--- Begin Page extract ---

Digital attacks were evaluated on INRIA/PennFudan (Visible) and FLIR/LLVIP (Infrared). Victim detectors include YOLOv3/v5, Faster R-CNN, and DETR. Physical experiments were conducted using a DJI Matrice 4T drone in various environments.

Visible Light ASR (INRIA Dataset, Ours vs. AdvYOLO):

Detector Ours (RGB) AdvYOLO Gain
YOLOv3 54.4% 34.6% +19.8
YOLOv5 49.9% 31.4% +18.5
Faster R-CNN 46.8% 29.7% +17.1
DETR 38.4% 25.2% +13.2

Infrared ASR (LLVIP Dataset, Ours vs. AdvIB):

Detector Ours (IR) AdvIB Gain
YOLOv3 85.4% 72.7% +12.7
YOLOv5 88.6% 75.1% +13.5
Faster R-CNN 83.3% 70.3% +13.0
DETR 80.2% 65.8% +14.4

Ablation Study

Dimension Key Result Description
Activation Time 50 s for full activation Latency for the patch to fully appear in both modalities.
Transition Temp 28–32 °C Transparency transition range; microcapsules fail at \(> 200\) °C.
Hysteresis 3 °C Difference between heating and cooling transition points.

--- End Page extract ---
--- Begin Data extract ---

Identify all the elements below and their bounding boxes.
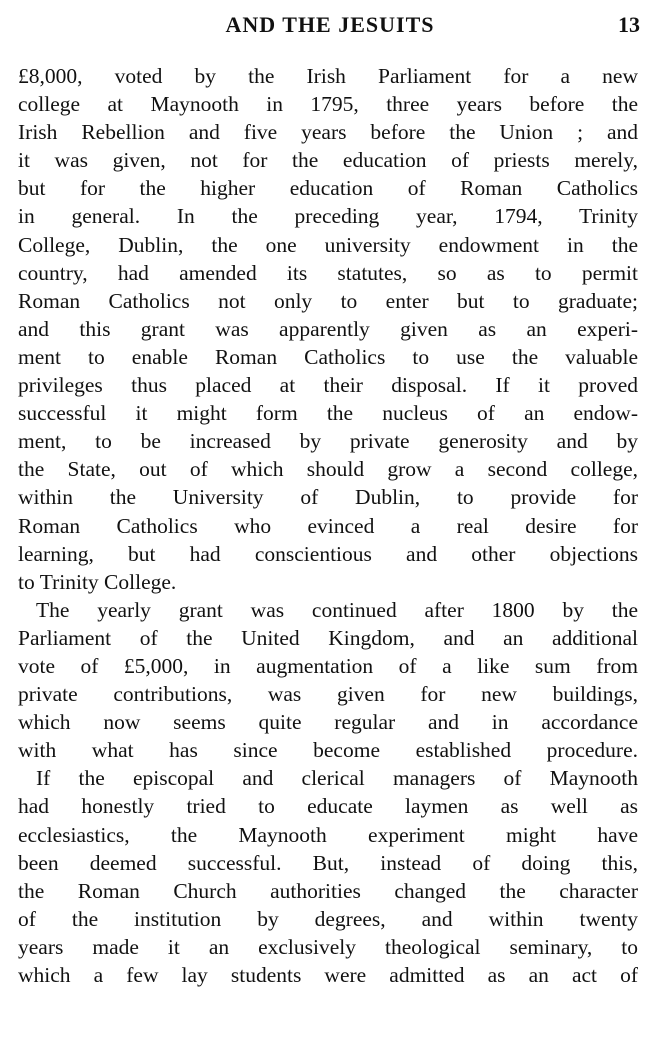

--- End Data extract ---

> [Written problem]
Name every dataset that the page extract on the adversarial patch evaluation mentions.

> [Expected output]
INRIA, PennFudan, FLIR, LLVIP